TASK | State the number of lines that contain "image", with no other text.

STORED DATA |

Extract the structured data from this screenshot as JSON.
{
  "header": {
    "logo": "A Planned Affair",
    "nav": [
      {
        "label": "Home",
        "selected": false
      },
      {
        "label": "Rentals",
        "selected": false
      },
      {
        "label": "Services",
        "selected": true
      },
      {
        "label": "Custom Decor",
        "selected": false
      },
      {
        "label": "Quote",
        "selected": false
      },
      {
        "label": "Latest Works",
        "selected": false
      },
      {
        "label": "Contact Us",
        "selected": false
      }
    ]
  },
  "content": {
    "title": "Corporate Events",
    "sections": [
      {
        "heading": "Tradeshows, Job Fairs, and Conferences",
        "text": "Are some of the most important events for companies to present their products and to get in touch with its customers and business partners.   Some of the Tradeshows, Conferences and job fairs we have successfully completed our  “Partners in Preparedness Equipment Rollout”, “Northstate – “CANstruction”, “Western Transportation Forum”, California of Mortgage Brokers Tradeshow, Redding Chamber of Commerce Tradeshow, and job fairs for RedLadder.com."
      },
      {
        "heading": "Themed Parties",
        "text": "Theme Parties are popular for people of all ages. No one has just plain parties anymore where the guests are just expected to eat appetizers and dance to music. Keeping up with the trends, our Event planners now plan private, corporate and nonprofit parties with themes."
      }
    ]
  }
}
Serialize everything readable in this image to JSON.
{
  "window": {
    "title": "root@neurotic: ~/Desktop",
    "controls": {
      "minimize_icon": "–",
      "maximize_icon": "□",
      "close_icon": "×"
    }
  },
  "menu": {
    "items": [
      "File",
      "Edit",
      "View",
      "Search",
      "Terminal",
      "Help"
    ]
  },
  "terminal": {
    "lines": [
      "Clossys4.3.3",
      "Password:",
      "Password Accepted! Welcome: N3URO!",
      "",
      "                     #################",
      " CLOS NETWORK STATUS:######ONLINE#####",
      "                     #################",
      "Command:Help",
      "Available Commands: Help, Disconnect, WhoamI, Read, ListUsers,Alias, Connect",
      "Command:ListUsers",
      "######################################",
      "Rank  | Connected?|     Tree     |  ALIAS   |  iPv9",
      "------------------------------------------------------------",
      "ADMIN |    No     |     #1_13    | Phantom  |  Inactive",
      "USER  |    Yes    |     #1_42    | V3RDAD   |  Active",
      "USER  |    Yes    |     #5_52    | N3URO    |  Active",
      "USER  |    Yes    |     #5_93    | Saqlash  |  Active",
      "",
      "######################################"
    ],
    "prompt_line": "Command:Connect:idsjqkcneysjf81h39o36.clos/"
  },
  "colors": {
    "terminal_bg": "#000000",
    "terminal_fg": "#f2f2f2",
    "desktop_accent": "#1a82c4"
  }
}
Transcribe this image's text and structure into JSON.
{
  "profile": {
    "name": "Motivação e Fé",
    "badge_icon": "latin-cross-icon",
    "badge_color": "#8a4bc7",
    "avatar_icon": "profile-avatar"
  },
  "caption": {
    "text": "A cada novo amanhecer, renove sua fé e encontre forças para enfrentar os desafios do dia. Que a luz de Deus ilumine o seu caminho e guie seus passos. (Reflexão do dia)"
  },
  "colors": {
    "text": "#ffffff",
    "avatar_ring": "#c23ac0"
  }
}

SOLUTION TO THE EXERCISE | 2